[Set problem] Search the records for the word "stacked" and report each line that has it.

[Dataset excerpts]

● ● ● ● ●

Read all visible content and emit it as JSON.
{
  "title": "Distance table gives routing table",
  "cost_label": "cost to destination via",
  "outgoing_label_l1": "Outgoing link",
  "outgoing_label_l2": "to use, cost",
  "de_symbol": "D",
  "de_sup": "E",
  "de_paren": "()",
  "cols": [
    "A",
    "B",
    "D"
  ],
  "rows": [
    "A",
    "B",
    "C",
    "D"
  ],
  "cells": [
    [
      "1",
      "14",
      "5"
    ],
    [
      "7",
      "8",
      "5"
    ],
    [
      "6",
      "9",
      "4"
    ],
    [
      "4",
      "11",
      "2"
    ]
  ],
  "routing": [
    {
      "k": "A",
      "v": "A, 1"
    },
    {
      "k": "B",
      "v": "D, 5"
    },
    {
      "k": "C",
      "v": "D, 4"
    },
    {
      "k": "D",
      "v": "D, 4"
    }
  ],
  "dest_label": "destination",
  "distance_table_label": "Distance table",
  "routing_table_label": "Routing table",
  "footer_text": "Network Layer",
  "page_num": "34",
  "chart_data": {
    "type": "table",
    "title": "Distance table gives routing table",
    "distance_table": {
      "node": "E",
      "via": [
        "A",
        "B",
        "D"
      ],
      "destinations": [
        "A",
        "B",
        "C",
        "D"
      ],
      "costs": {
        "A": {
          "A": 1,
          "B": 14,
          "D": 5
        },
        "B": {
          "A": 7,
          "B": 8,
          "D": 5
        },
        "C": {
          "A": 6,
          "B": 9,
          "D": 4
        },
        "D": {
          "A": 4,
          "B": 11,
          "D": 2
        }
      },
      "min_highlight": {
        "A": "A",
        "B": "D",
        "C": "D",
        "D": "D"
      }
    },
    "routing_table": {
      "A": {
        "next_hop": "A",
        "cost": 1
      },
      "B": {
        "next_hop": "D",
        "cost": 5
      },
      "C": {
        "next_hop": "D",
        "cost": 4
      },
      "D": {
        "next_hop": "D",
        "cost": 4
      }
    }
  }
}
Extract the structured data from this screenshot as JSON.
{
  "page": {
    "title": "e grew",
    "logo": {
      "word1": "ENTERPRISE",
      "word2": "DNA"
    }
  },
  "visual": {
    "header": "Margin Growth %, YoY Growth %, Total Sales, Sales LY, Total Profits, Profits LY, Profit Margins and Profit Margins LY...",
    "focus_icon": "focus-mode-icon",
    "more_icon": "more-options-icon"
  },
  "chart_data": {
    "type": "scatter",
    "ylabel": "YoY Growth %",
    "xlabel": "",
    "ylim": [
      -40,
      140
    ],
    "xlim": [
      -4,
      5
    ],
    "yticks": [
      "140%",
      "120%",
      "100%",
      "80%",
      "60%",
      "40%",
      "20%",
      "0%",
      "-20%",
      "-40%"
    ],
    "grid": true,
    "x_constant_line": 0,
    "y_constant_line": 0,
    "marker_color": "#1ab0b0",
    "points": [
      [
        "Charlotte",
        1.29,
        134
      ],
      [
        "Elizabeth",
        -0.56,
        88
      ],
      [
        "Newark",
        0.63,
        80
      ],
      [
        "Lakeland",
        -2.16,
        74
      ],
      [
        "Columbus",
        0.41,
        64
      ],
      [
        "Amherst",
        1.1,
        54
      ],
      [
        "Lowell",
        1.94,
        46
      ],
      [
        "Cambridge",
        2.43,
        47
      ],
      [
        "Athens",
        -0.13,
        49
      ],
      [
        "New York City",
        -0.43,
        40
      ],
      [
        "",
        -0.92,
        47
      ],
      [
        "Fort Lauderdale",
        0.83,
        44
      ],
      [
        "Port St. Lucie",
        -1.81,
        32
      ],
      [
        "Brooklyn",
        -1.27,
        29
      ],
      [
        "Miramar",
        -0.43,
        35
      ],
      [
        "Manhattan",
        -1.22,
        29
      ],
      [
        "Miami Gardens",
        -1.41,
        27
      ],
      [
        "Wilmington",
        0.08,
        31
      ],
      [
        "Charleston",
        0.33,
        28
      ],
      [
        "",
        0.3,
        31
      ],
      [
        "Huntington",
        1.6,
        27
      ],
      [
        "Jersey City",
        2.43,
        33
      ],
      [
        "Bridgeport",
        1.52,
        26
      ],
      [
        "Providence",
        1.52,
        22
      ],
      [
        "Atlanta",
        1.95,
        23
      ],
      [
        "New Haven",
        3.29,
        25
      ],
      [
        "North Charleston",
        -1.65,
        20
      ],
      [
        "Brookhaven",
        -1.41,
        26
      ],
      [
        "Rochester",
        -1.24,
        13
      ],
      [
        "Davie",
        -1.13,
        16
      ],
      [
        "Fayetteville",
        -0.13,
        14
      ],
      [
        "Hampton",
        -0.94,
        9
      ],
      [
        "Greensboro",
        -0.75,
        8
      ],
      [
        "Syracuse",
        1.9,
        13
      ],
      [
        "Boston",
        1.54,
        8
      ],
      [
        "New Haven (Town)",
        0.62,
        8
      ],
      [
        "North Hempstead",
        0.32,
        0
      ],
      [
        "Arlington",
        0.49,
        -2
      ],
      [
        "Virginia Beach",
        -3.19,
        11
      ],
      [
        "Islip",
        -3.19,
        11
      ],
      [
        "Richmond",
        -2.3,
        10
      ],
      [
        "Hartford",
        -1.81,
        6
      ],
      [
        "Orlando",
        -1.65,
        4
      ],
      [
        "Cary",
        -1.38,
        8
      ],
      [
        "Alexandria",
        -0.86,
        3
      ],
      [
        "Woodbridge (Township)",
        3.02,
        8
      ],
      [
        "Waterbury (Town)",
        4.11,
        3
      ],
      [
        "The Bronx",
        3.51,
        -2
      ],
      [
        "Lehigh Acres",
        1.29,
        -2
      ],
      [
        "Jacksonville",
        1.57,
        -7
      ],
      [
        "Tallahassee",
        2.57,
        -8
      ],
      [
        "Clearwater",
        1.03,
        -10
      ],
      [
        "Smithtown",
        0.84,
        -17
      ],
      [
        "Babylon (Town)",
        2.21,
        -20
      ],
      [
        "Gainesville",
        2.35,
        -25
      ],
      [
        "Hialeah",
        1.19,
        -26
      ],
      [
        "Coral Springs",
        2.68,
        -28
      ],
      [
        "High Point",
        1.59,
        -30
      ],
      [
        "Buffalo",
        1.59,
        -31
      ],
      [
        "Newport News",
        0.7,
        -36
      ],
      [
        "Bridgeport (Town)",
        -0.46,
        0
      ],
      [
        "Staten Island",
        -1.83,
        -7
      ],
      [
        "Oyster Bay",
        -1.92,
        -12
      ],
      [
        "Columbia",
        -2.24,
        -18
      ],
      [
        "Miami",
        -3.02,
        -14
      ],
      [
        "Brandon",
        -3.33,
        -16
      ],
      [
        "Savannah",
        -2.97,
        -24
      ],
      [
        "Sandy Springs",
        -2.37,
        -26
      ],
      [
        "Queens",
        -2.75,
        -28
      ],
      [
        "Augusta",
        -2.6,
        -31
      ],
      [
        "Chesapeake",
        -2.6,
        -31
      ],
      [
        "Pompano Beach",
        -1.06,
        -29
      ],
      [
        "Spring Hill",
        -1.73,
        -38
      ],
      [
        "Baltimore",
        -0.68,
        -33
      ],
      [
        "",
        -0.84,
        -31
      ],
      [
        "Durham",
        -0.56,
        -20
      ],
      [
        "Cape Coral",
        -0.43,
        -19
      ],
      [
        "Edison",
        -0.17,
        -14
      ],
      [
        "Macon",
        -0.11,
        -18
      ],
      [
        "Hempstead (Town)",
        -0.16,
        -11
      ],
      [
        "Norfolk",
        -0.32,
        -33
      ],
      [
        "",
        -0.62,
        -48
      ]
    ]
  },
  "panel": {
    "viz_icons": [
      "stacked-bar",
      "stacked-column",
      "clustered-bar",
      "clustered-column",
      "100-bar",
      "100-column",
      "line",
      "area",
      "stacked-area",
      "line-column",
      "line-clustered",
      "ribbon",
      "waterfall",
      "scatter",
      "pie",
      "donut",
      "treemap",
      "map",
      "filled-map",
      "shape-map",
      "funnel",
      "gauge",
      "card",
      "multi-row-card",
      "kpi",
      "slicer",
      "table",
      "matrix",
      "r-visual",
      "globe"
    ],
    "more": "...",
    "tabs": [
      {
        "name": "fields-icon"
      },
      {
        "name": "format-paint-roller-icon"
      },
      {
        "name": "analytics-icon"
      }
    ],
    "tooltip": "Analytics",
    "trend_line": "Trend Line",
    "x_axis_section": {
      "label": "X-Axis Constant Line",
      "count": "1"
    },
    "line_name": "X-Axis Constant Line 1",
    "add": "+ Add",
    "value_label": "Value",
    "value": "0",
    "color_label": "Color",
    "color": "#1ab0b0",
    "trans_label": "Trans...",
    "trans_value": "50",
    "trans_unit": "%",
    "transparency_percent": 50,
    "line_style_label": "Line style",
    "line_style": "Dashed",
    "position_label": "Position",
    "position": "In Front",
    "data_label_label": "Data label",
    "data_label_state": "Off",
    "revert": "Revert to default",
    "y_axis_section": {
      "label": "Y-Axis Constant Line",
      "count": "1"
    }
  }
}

● ● ● ● ●

[Reply to the task]
      "stacked-bar",
      "stacked-column",
      "stacked-area",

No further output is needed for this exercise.